* _Extracted material_:
>> start

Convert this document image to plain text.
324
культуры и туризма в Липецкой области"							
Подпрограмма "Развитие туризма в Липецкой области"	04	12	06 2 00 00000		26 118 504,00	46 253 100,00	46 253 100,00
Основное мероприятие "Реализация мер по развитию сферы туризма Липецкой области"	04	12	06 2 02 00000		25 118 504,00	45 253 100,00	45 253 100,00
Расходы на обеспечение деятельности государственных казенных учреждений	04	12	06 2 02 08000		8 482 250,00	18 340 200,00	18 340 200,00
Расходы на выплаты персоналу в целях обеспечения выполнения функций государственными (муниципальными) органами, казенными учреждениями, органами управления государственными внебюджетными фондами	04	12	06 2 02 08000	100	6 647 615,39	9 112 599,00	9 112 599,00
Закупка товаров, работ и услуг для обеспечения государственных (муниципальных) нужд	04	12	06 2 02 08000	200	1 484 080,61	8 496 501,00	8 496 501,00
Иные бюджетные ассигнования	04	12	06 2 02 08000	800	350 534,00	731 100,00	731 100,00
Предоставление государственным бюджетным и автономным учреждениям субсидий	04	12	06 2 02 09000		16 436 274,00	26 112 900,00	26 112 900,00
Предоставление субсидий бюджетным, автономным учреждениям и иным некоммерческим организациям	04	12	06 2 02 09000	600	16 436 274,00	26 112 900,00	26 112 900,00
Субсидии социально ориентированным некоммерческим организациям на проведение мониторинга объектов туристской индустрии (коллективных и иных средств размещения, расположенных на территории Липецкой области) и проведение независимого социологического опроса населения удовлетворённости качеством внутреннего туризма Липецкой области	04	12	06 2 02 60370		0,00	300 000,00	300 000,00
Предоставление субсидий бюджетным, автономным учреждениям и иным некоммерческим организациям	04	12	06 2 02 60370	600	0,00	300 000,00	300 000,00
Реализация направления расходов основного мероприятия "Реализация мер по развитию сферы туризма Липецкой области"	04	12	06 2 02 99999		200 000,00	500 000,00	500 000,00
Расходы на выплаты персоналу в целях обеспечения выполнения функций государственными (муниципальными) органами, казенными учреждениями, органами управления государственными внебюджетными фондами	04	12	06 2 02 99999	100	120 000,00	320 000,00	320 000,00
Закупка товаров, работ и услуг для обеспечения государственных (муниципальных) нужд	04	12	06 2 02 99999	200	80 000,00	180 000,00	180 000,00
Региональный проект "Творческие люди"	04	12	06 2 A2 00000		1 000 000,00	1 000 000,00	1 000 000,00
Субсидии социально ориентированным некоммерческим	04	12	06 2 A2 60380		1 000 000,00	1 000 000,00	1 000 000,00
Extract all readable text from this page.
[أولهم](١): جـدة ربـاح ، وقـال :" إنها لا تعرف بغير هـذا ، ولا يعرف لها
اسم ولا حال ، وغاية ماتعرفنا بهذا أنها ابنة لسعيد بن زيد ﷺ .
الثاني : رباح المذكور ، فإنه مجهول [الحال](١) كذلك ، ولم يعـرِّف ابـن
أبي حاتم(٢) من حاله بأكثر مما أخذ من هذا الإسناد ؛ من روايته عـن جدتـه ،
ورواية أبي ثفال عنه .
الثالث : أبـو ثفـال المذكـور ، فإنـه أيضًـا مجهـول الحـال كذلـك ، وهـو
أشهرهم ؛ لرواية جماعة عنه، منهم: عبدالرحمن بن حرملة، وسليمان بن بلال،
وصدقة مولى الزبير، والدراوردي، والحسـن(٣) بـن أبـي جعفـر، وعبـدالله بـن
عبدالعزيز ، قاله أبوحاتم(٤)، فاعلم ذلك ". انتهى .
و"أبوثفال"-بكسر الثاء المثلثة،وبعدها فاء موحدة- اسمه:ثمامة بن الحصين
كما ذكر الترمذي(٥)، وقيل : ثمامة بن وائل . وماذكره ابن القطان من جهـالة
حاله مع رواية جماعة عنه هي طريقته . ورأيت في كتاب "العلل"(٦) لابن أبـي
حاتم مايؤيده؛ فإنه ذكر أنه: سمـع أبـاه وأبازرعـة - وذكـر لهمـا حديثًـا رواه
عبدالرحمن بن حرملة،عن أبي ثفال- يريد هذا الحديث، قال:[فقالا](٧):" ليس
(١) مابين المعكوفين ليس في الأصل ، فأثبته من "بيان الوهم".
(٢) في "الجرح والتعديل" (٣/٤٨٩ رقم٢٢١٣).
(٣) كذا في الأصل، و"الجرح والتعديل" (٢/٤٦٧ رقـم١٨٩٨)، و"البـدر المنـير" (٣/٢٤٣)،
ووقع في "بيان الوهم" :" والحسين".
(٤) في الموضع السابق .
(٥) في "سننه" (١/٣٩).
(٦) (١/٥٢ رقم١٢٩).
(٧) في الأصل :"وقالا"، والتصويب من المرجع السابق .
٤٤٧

>> end

* _Work to be completed_:
Return every line from the records above that holds the word "الوهم".

* _Correct output_:
(١) مابين المعكوفين ليس في الأصل ، فأثبته من "بيان الوهم".
ووقع في "بيان الوهم" :" والحسين".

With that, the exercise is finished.